* _REQUIREMENTS_
Pictures aside, quote the whole listing exactly.

(Records contained in a dataset)
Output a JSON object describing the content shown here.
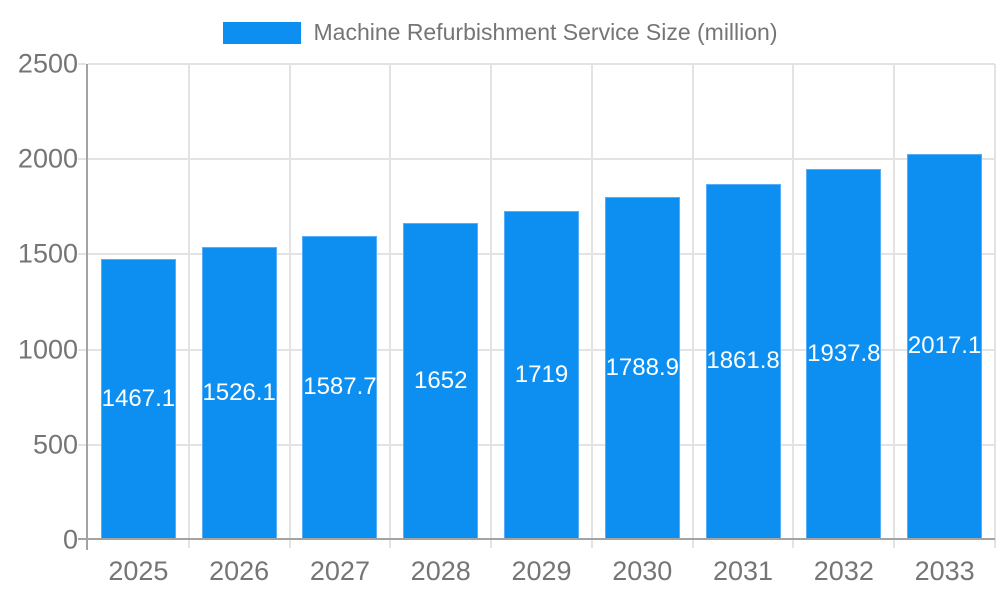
{
  "chart_data": {
    "type": "bar",
    "title": "Machine Refurbishment Service Size (million)",
    "categories": [
      "2025",
      "2026",
      "2027",
      "2028",
      "2029",
      "2030",
      "2031",
      "2032",
      "2033"
    ],
    "values": [
      1467.1,
      1526.1,
      1587.7,
      1652,
      1719,
      1788.9,
      1861.8,
      1937.8,
      2017.1
    ],
    "value_labels": [
      "1467.1",
      "1526.1",
      "1587.7",
      "1652",
      "1719",
      "1788.9",
      "1861.8",
      "1937.8",
      "2017.1"
    ],
    "xlabel": "",
    "ylabel": "",
    "ylim": [
      0,
      2500
    ],
    "yticks": [
      0,
      500,
      1000,
      1500,
      2000,
      2500
    ],
    "grid": true,
    "legend_position": "top-center",
    "data_labels_position": "inside-center",
    "colors": {
      "bar": "#0d8ff2",
      "bar_border": "#55aef7",
      "grid": "#e3e3e3",
      "axis": "#a3a3a3",
      "label_text": "#757575",
      "data_label": "#ffffff",
      "background": "#ffffff"
    }
  }
}
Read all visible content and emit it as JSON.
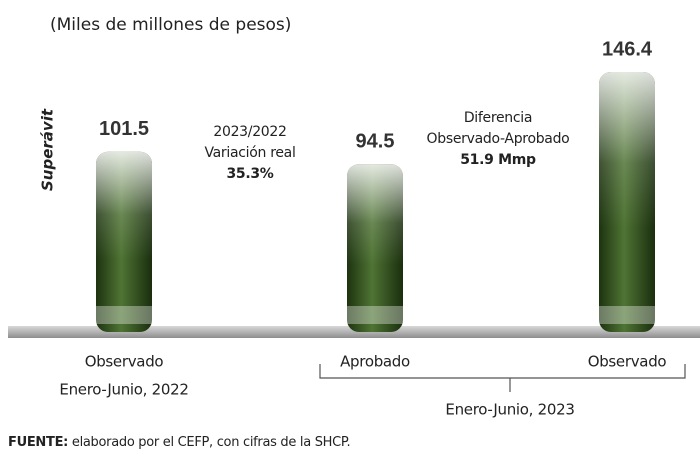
{
  "chart_data": {
    "type": "bar",
    "subtitle": "(Miles de millones de pesos)",
    "ylabel": "Superávit",
    "categories": [
      "Observado",
      "Aprobado",
      "Observado"
    ],
    "values": [
      101.5,
      94.5,
      146.4
    ],
    "groups": [
      "Enero-Junio, 2022",
      "Enero-Junio, 2023"
    ],
    "annotations": [
      {
        "lines": [
          "2023/2022",
          "Variación real",
          "35.3%"
        ]
      },
      {
        "lines": [
          "Diferencia",
          "Observado-Aprobado",
          "51.9 Mmp"
        ]
      }
    ],
    "source": {
      "label": "FUENTE:",
      "text": " elaborado por el CEFP, con cifras de la SHCP."
    }
  }
}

* _TASK RESULT_
Output a JSON object describing the content shown here.
{
  "chart_data": {
    "type": "bar",
    "title": "Machine Refurbishment Service Size (million)",
    "categories": [
      "2025",
      "2026",
      "2027",
      "2028",
      "2029",
      "2030",
      "2031",
      "2032",
      "2033"
    ],
    "values": [
      1467.1,
      1526.1,
      1587.7,
      1652,
      1719,
      1788.9,
      1861.8,
      1937.8,
      2017.1
    ],
    "value_labels": [
      "1467.1",
      "1526.1",
      "1587.7",
      "1652",
      "1719",
      "1788.9",
      "1861.8",
      "1937.8",
      "2017.1"
    ],
    "xlabel": "",
    "ylabel": "",
    "ylim": [
      0,
      2500
    ],
    "yticks": [
      0,
      500,
      1000,
      1500,
      2000,
      2500
    ],
    "grid": true,
    "legend_position": "top-center",
    "data_labels_position": "inside-center",
    "colors": {
      "bar": "#0d8ff2",
      "bar_border": "#55aef7",
      "grid": "#e3e3e3",
      "axis": "#a3a3a3",
      "label_text": "#757575",
      "data_label": "#ffffff",
      "background": "#ffffff"
    }
  }
}
Read all visible content and emit it as JSON.
{
  "chart_data": {
    "type": "bar",
    "subtitle": "(Miles de millones de pesos)",
    "ylabel": "Superávit",
    "categories": [
      "Observado",
      "Aprobado",
      "Observado"
    ],
    "values": [
      101.5,
      94.5,
      146.4
    ],
    "groups": [
      "Enero-Junio, 2022",
      "Enero-Junio, 2023"
    ],
    "annotations": [
      {
        "lines": [
          "2023/2022",
          "Variación real",
          "35.3%"
        ]
      },
      {
        "lines": [
          "Diferencia",
          "Observado-Aprobado",
          "51.9 Mmp"
        ]
      }
    ],
    "source": {
      "label": "FUENTE:",
      "text": " elaborado por el CEFP, con cifras de la SHCP."
    }
  }
}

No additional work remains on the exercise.